═════ DATA FOR THIS EXERCISE ═════

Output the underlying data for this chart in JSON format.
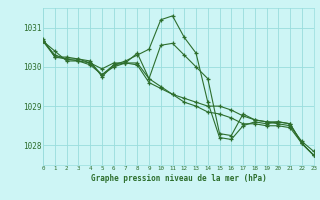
{
  "title": "Graphe pression niveau de la mer (hPa)",
  "bg_color": "#cdf5f5",
  "grid_color": "#99dddd",
  "line_color": "#2d6e2d",
  "xlim": [
    0,
    23
  ],
  "ylim": [
    1027.5,
    1031.5
  ],
  "yticks": [
    1028,
    1029,
    1030,
    1031
  ],
  "xticks": [
    0,
    1,
    2,
    3,
    4,
    5,
    6,
    7,
    8,
    9,
    10,
    11,
    12,
    13,
    14,
    15,
    16,
    17,
    18,
    19,
    20,
    21,
    22,
    23
  ],
  "series": [
    {
      "x": [
        0,
        1,
        2,
        3,
        4,
        5,
        6,
        7,
        8,
        9,
        10,
        11,
        12,
        13,
        14,
        15,
        16,
        17,
        18,
        19,
        20,
        21,
        22,
        23
      ],
      "y": [
        1030.65,
        1030.4,
        1030.15,
        1030.15,
        1030.1,
        1029.95,
        1030.1,
        1030.1,
        1030.1,
        1029.7,
        1029.5,
        1029.3,
        1029.2,
        1029.1,
        1029.0,
        1029.0,
        1028.9,
        1028.75,
        1028.65,
        1028.6,
        1028.55,
        1028.5,
        1028.1,
        1027.85
      ]
    },
    {
      "x": [
        0,
        1,
        2,
        3,
        4,
        5,
        6,
        7,
        8,
        9,
        10,
        11,
        12,
        13,
        14,
        15,
        16,
        17,
        18,
        19,
        20,
        21,
        22,
        23
      ],
      "y": [
        1030.65,
        1030.3,
        1030.2,
        1030.15,
        1030.05,
        1029.8,
        1030.0,
        1030.1,
        1030.05,
        1029.6,
        1029.45,
        1029.3,
        1029.1,
        1029.0,
        1028.85,
        1028.8,
        1028.7,
        1028.55,
        1028.55,
        1028.5,
        1028.5,
        1028.45,
        1028.05,
        1027.75
      ]
    },
    {
      "x": [
        0,
        1,
        2,
        3,
        4,
        5,
        6,
        7,
        8,
        9,
        10,
        11,
        12,
        13,
        14,
        15,
        16,
        17,
        18,
        19,
        20,
        21,
        22,
        23
      ],
      "y": [
        1030.65,
        1030.25,
        1030.2,
        1030.2,
        1030.1,
        1029.8,
        1030.05,
        1030.15,
        1030.3,
        1030.45,
        1031.2,
        1031.3,
        1030.75,
        1030.35,
        1029.1,
        1028.2,
        1028.15,
        1028.5,
        1028.6,
        1028.55,
        1028.6,
        1028.55,
        1028.05,
        1027.75
      ]
    },
    {
      "x": [
        0,
        1,
        2,
        3,
        4,
        5,
        6,
        7,
        8,
        9,
        10,
        11,
        12,
        13,
        14,
        15,
        16,
        17,
        18,
        19,
        20,
        21,
        22,
        23
      ],
      "y": [
        1030.7,
        1030.25,
        1030.25,
        1030.2,
        1030.15,
        1029.75,
        1030.05,
        1030.1,
        1030.35,
        1029.7,
        1030.55,
        1030.6,
        1030.3,
        1030.0,
        1029.7,
        1028.3,
        1028.25,
        1028.8,
        1028.65,
        1028.6,
        1028.6,
        1028.55,
        1028.05,
        1027.75
      ]
    }
  ]
}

═════

PROBLEM DESCRIPTION:
From the material above, copy everything exactly but the pictures.

SOLVED PROBLEM:
Output the underlying data for this chart in JSON format.
{
  "title": "Graphe pression niveau de la mer (hPa)",
  "bg_color": "#cdf5f5",
  "grid_color": "#99dddd",
  "line_color": "#2d6e2d",
  "xlim": [
    0,
    23
  ],
  "ylim": [
    1027.5,
    1031.5
  ],
  "yticks": [
    1028,
    1029,
    1030,
    1031
  ],
  "xticks": [
    0,
    1,
    2,
    3,
    4,
    5,
    6,
    7,
    8,
    9,
    10,
    11,
    12,
    13,
    14,
    15,
    16,
    17,
    18,
    19,
    20,
    21,
    22,
    23
  ],
  "series": [
    {
      "x": [
        0,
        1,
        2,
        3,
        4,
        5,
        6,
        7,
        8,
        9,
        10,
        11,
        12,
        13,
        14,
        15,
        16,
        17,
        18,
        19,
        20,
        21,
        22,
        23
      ],
      "y": [
        1030.65,
        1030.4,
        1030.15,
        1030.15,
        1030.1,
        1029.95,
        1030.1,
        1030.1,
        1030.1,
        1029.7,
        1029.5,
        1029.3,
        1029.2,
        1029.1,
        1029.0,
        1029.0,
        1028.9,
        1028.75,
        1028.65,
        1028.6,
        1028.55,
        1028.5,
        1028.1,
        1027.85
      ]
    },
    {
      "x": [
        0,
        1,
        2,
        3,
        4,
        5,
        6,
        7,
        8,
        9,
        10,
        11,
        12,
        13,
        14,
        15,
        16,
        17,
        18,
        19,
        20,
        21,
        22,
        23
      ],
      "y": [
        1030.65,
        1030.3,
        1030.2,
        1030.15,
        1030.05,
        1029.8,
        1030.0,
        1030.1,
        1030.05,
        1029.6,
        1029.45,
        1029.3,
        1029.1,
        1029.0,
        1028.85,
        1028.8,
        1028.7,
        1028.55,
        1028.55,
        1028.5,
        1028.5,
        1028.45,
        1028.05,
        1027.75
      ]
    },
    {
      "x": [
        0,
        1,
        2,
        3,
        4,
        5,
        6,
        7,
        8,
        9,
        10,
        11,
        12,
        13,
        14,
        15,
        16,
        17,
        18,
        19,
        20,
        21,
        22,
        23
      ],
      "y": [
        1030.65,
        1030.25,
        1030.2,
        1030.2,
        1030.1,
        1029.8,
        1030.05,
        1030.15,
        1030.3,
        1030.45,
        1031.2,
        1031.3,
        1030.75,
        1030.35,
        1029.1,
        1028.2,
        1028.15,
        1028.5,
        1028.6,
        1028.55,
        1028.6,
        1028.55,
        1028.05,
        1027.75
      ]
    },
    {
      "x": [
        0,
        1,
        2,
        3,
        4,
        5,
        6,
        7,
        8,
        9,
        10,
        11,
        12,
        13,
        14,
        15,
        16,
        17,
        18,
        19,
        20,
        21,
        22,
        23
      ],
      "y": [
        1030.7,
        1030.25,
        1030.25,
        1030.2,
        1030.15,
        1029.75,
        1030.05,
        1030.1,
        1030.35,
        1029.7,
        1030.55,
        1030.6,
        1030.3,
        1030.0,
        1029.7,
        1028.3,
        1028.25,
        1028.8,
        1028.65,
        1028.6,
        1028.6,
        1028.55,
        1028.05,
        1027.75
      ]
    }
  ]
}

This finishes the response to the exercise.